Instructions for the task:
Go through the listing below and list every line with "color".

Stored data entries
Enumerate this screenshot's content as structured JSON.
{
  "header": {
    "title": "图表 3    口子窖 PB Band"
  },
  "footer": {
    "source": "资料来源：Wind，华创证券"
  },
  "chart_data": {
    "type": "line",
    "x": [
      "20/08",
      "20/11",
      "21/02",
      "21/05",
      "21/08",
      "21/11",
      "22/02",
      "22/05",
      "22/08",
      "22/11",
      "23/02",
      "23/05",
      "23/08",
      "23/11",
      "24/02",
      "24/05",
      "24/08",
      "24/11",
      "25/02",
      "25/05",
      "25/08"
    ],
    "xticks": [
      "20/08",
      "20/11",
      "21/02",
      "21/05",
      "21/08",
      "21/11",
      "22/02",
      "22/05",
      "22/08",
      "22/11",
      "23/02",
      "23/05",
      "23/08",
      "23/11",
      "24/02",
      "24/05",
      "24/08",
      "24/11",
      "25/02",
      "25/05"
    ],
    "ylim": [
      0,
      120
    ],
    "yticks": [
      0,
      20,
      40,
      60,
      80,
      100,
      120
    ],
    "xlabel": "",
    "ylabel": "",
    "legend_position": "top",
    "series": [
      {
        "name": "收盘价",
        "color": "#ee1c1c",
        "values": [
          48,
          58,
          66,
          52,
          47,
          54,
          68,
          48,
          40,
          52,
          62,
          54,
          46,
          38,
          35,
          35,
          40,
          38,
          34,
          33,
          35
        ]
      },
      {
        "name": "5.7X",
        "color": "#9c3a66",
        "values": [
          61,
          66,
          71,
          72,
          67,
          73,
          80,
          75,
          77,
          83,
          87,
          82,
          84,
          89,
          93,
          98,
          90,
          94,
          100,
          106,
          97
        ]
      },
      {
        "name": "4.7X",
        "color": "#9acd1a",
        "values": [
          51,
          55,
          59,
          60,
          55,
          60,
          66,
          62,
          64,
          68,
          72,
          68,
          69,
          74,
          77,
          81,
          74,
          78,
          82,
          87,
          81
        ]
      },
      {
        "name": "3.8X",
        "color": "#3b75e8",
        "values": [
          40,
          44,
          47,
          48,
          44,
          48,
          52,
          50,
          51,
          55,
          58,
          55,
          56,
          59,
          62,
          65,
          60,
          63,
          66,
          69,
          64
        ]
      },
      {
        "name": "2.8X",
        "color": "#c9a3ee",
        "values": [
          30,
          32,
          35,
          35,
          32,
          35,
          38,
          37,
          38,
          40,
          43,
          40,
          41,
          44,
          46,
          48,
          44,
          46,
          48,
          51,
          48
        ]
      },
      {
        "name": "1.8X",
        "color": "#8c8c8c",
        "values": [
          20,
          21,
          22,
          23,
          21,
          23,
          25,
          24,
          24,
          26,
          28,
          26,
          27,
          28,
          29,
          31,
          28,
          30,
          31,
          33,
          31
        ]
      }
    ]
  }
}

Finished answer:
        "color": "#ee1c1c",
        "color": "#9c3a66",
        "color": "#9acd1a",
        "color": "#3b75e8",
        "color": "#c9a3ee",
        "color": "#8c8c8c",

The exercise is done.